»»

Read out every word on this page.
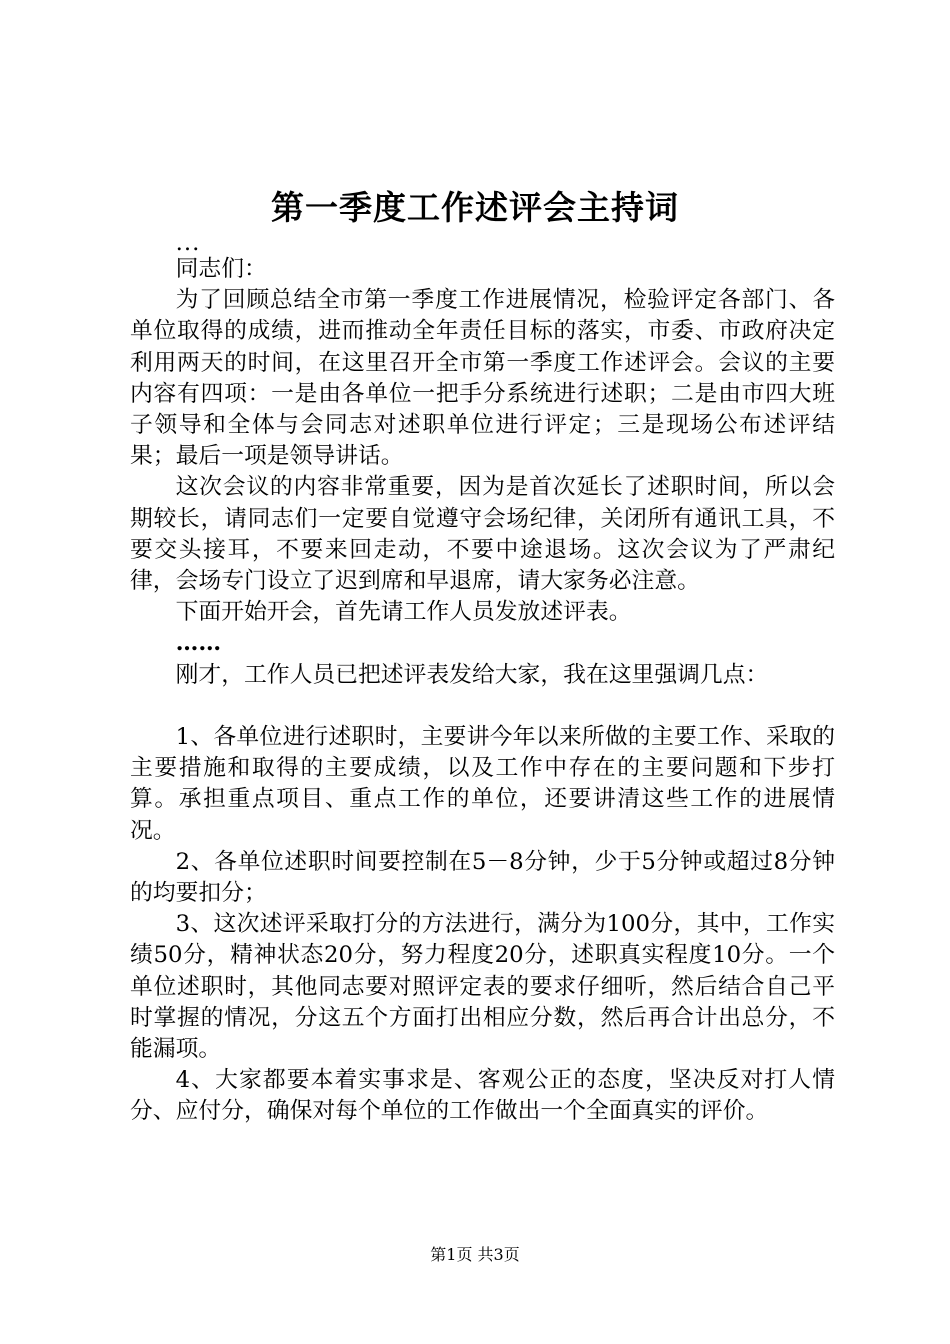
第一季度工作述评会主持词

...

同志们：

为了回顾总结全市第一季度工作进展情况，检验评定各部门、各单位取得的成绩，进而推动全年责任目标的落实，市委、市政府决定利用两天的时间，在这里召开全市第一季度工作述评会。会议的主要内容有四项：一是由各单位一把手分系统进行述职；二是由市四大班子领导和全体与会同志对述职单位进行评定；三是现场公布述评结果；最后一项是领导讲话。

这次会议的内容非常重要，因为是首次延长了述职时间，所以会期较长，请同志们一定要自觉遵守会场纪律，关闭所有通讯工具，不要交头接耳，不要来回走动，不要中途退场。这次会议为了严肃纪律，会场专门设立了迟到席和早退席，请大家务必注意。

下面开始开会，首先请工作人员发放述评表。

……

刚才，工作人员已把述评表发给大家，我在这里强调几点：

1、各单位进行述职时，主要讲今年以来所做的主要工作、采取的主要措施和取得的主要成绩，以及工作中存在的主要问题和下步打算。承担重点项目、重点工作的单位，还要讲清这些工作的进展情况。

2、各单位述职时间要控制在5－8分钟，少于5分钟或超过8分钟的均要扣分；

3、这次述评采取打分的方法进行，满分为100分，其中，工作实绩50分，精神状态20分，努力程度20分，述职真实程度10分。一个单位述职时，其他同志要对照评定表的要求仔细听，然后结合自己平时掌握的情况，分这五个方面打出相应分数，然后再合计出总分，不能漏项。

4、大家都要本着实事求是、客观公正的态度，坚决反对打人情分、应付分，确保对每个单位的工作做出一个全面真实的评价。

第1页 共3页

««

What is being asked: Return each line of the data, keeping its wording exact and omitting pictures.

Expected answer:
Read out every word on this page.
第一季度工作述评会主持词

...

同志们：

为了回顾总结全市第一季度工作进展情况，检验评定各部门、各单位取得的成绩，进而推动全年责任目标的落实，市委、市政府决定利用两天的时间，在这里召开全市第一季度工作述评会。会议的主要内容有四项：一是由各单位一把手分系统进行述职；二是由市四大班子领导和全体与会同志对述职单位进行评定；三是现场公布述评结果；最后一项是领导讲话。

这次会议的内容非常重要，因为是首次延长了述职时间，所以会期较长，请同志们一定要自觉遵守会场纪律，关闭所有通讯工具，不要交头接耳，不要来回走动，不要中途退场。这次会议为了严肃纪律，会场专门设立了迟到席和早退席，请大家务必注意。

下面开始开会，首先请工作人员发放述评表。

……

刚才，工作人员已把述评表发给大家，我在这里强调几点：

1、各单位进行述职时，主要讲今年以来所做的主要工作、采取的主要措施和取得的主要成绩，以及工作中存在的主要问题和下步打算。承担重点项目、重点工作的单位，还要讲清这些工作的进展情况。

2、各单位述职时间要控制在5－8分钟，少于5分钟或超过8分钟的均要扣分；

3、这次述评采取打分的方法进行，满分为100分，其中，工作实绩50分，精神状态20分，努力程度20分，述职真实程度10分。一个单位述职时，其他同志要对照评定表的要求仔细听，然后结合自己平时掌握的情况，分这五个方面打出相应分数，然后再合计出总分，不能漏项。

4、大家都要本着实事求是、客观公正的态度，坚决反对打人情分、应付分，确保对每个单位的工作做出一个全面真实的评价。

第1页 共3页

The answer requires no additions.